_TASK DESCRIPTION_: Check every line below for the word "JSON" and copy each one that has it.
====================
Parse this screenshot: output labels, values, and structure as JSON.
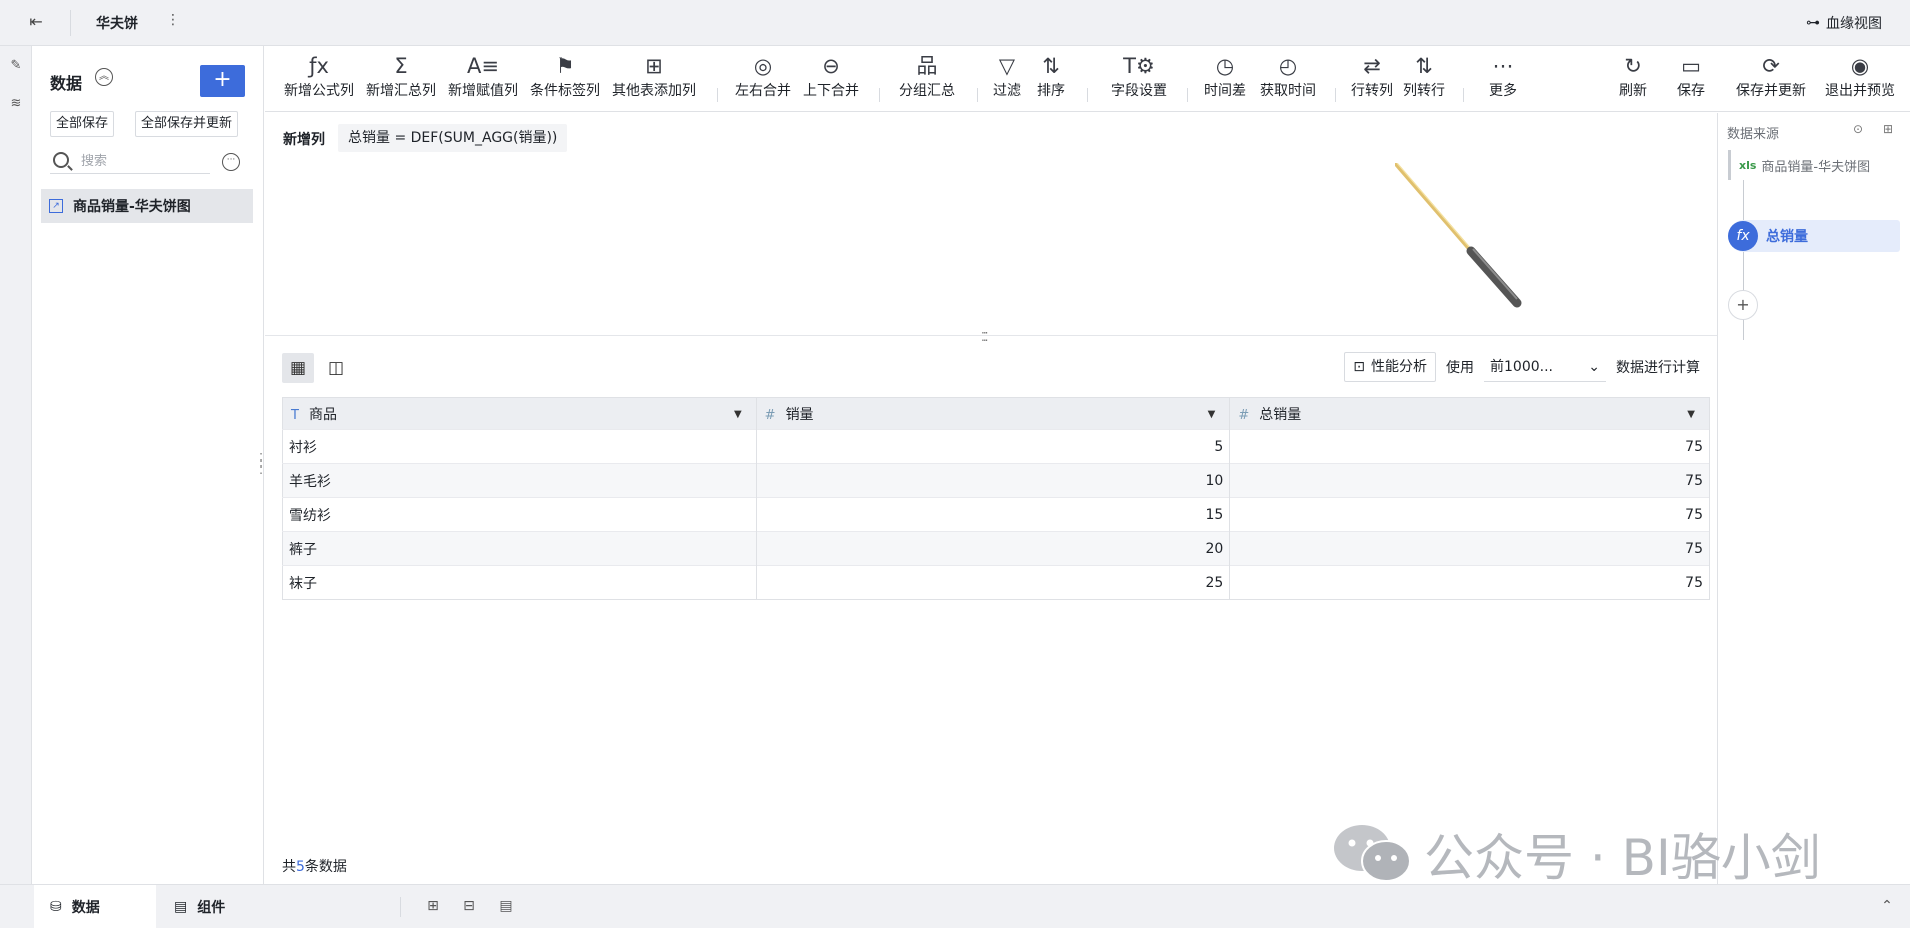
{
  "topbar": {
    "title": "华夫饼",
    "more": "⋮",
    "lineage": "血缘视图"
  },
  "left_panel": {
    "title": "数据",
    "add": "+",
    "save_all": "全部保存",
    "save_all_update": "全部保存并更新",
    "search_placeholder": "搜索",
    "items": [
      {
        "label": "商品销量-华夫饼图"
      }
    ]
  },
  "toolbar": {
    "items": [
      {
        "label": "新增公式列",
        "icon": "ƒx"
      },
      {
        "label": "新增汇总列",
        "icon": "Σ"
      },
      {
        "label": "新增赋值列",
        "icon": "A≡"
      },
      {
        "label": "条件标签列",
        "icon": "⚑"
      },
      {
        "label": "其他表添加列",
        "icon": "⊞"
      },
      {
        "label": "左右合并",
        "icon": "◎"
      },
      {
        "label": "上下合并",
        "icon": "⊖"
      },
      {
        "label": "分组汇总",
        "icon": "品"
      },
      {
        "label": "过滤",
        "icon": "▽"
      },
      {
        "label": "排序",
        "icon": "⇅"
      },
      {
        "label": "字段设置",
        "icon": "T⚙"
      },
      {
        "label": "时间差",
        "icon": "◷"
      },
      {
        "label": "获取时间",
        "icon": "◴"
      },
      {
        "label": "行转列",
        "icon": "⇄"
      },
      {
        "label": "列转行",
        "icon": "⇅"
      },
      {
        "label": "更多",
        "icon": "⋯"
      },
      {
        "label": "刷新",
        "icon": "↻"
      },
      {
        "label": "保存",
        "icon": "▭"
      },
      {
        "label": "保存并更新",
        "icon": "⟳"
      },
      {
        "label": "退出并预览",
        "icon": "◉"
      }
    ]
  },
  "formula": {
    "label": "新增列",
    "expression": "总销量 = DEF(SUM_AGG(销量))"
  },
  "table_controls": {
    "perf": "性能分析",
    "use": "使用",
    "rows_option": "前1000...",
    "calc": "数据进行计算"
  },
  "table": {
    "columns": [
      {
        "name": "商品",
        "type": "T"
      },
      {
        "name": "销量",
        "type": "#"
      },
      {
        "name": "总销量",
        "type": "#"
      }
    ],
    "rows": [
      [
        "衬衫",
        "5",
        "75"
      ],
      [
        "羊毛衫",
        "10",
        "75"
      ],
      [
        "雪纺衫",
        "15",
        "75"
      ],
      [
        "裤子",
        "20",
        "75"
      ],
      [
        "袜子",
        "25",
        "75"
      ]
    ]
  },
  "count": {
    "prefix": "共",
    "num": "5",
    "suffix": "条数据"
  },
  "right_panel": {
    "title": "数据来源",
    "source": "商品销量-华夫饼图",
    "source_icon": "xls",
    "node": "总销量",
    "node_icon": "fx",
    "add": "+"
  },
  "watermark": "公众号 · BI骆小剑",
  "bottombar": {
    "tab_data": "数据",
    "tab_component": "组件"
  },
  "colors": {
    "accent": "#3d6cdb",
    "bg": "#f0f1f4"
  }
}
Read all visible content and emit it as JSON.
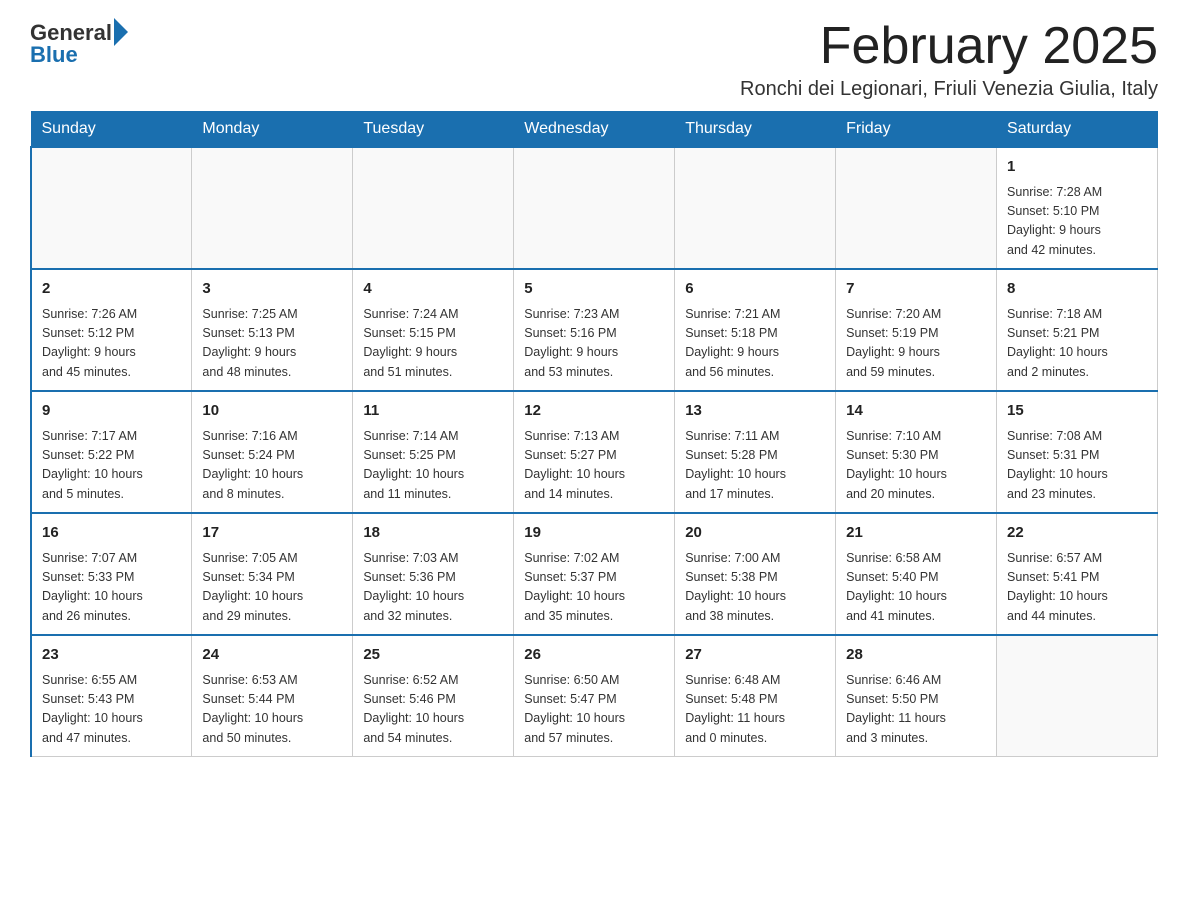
{
  "header": {
    "logo_general": "General",
    "logo_blue": "Blue",
    "month_title": "February 2025",
    "location": "Ronchi dei Legionari, Friuli Venezia Giulia, Italy"
  },
  "days_of_week": [
    "Sunday",
    "Monday",
    "Tuesday",
    "Wednesday",
    "Thursday",
    "Friday",
    "Saturday"
  ],
  "weeks": [
    {
      "days": [
        {
          "number": "",
          "info": ""
        },
        {
          "number": "",
          "info": ""
        },
        {
          "number": "",
          "info": ""
        },
        {
          "number": "",
          "info": ""
        },
        {
          "number": "",
          "info": ""
        },
        {
          "number": "",
          "info": ""
        },
        {
          "number": "1",
          "info": "Sunrise: 7:28 AM\nSunset: 5:10 PM\nDaylight: 9 hours\nand 42 minutes."
        }
      ]
    },
    {
      "days": [
        {
          "number": "2",
          "info": "Sunrise: 7:26 AM\nSunset: 5:12 PM\nDaylight: 9 hours\nand 45 minutes."
        },
        {
          "number": "3",
          "info": "Sunrise: 7:25 AM\nSunset: 5:13 PM\nDaylight: 9 hours\nand 48 minutes."
        },
        {
          "number": "4",
          "info": "Sunrise: 7:24 AM\nSunset: 5:15 PM\nDaylight: 9 hours\nand 51 minutes."
        },
        {
          "number": "5",
          "info": "Sunrise: 7:23 AM\nSunset: 5:16 PM\nDaylight: 9 hours\nand 53 minutes."
        },
        {
          "number": "6",
          "info": "Sunrise: 7:21 AM\nSunset: 5:18 PM\nDaylight: 9 hours\nand 56 minutes."
        },
        {
          "number": "7",
          "info": "Sunrise: 7:20 AM\nSunset: 5:19 PM\nDaylight: 9 hours\nand 59 minutes."
        },
        {
          "number": "8",
          "info": "Sunrise: 7:18 AM\nSunset: 5:21 PM\nDaylight: 10 hours\nand 2 minutes."
        }
      ]
    },
    {
      "days": [
        {
          "number": "9",
          "info": "Sunrise: 7:17 AM\nSunset: 5:22 PM\nDaylight: 10 hours\nand 5 minutes."
        },
        {
          "number": "10",
          "info": "Sunrise: 7:16 AM\nSunset: 5:24 PM\nDaylight: 10 hours\nand 8 minutes."
        },
        {
          "number": "11",
          "info": "Sunrise: 7:14 AM\nSunset: 5:25 PM\nDaylight: 10 hours\nand 11 minutes."
        },
        {
          "number": "12",
          "info": "Sunrise: 7:13 AM\nSunset: 5:27 PM\nDaylight: 10 hours\nand 14 minutes."
        },
        {
          "number": "13",
          "info": "Sunrise: 7:11 AM\nSunset: 5:28 PM\nDaylight: 10 hours\nand 17 minutes."
        },
        {
          "number": "14",
          "info": "Sunrise: 7:10 AM\nSunset: 5:30 PM\nDaylight: 10 hours\nand 20 minutes."
        },
        {
          "number": "15",
          "info": "Sunrise: 7:08 AM\nSunset: 5:31 PM\nDaylight: 10 hours\nand 23 minutes."
        }
      ]
    },
    {
      "days": [
        {
          "number": "16",
          "info": "Sunrise: 7:07 AM\nSunset: 5:33 PM\nDaylight: 10 hours\nand 26 minutes."
        },
        {
          "number": "17",
          "info": "Sunrise: 7:05 AM\nSunset: 5:34 PM\nDaylight: 10 hours\nand 29 minutes."
        },
        {
          "number": "18",
          "info": "Sunrise: 7:03 AM\nSunset: 5:36 PM\nDaylight: 10 hours\nand 32 minutes."
        },
        {
          "number": "19",
          "info": "Sunrise: 7:02 AM\nSunset: 5:37 PM\nDaylight: 10 hours\nand 35 minutes."
        },
        {
          "number": "20",
          "info": "Sunrise: 7:00 AM\nSunset: 5:38 PM\nDaylight: 10 hours\nand 38 minutes."
        },
        {
          "number": "21",
          "info": "Sunrise: 6:58 AM\nSunset: 5:40 PM\nDaylight: 10 hours\nand 41 minutes."
        },
        {
          "number": "22",
          "info": "Sunrise: 6:57 AM\nSunset: 5:41 PM\nDaylight: 10 hours\nand 44 minutes."
        }
      ]
    },
    {
      "days": [
        {
          "number": "23",
          "info": "Sunrise: 6:55 AM\nSunset: 5:43 PM\nDaylight: 10 hours\nand 47 minutes."
        },
        {
          "number": "24",
          "info": "Sunrise: 6:53 AM\nSunset: 5:44 PM\nDaylight: 10 hours\nand 50 minutes."
        },
        {
          "number": "25",
          "info": "Sunrise: 6:52 AM\nSunset: 5:46 PM\nDaylight: 10 hours\nand 54 minutes."
        },
        {
          "number": "26",
          "info": "Sunrise: 6:50 AM\nSunset: 5:47 PM\nDaylight: 10 hours\nand 57 minutes."
        },
        {
          "number": "27",
          "info": "Sunrise: 6:48 AM\nSunset: 5:48 PM\nDaylight: 11 hours\nand 0 minutes."
        },
        {
          "number": "28",
          "info": "Sunrise: 6:46 AM\nSunset: 5:50 PM\nDaylight: 11 hours\nand 3 minutes."
        },
        {
          "number": "",
          "info": ""
        }
      ]
    }
  ]
}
====================
_REPLY TO THE TASK_:
Parse this screenshot: output labels, values, and structure as JSON.
Read all visible content and emit it as JSON.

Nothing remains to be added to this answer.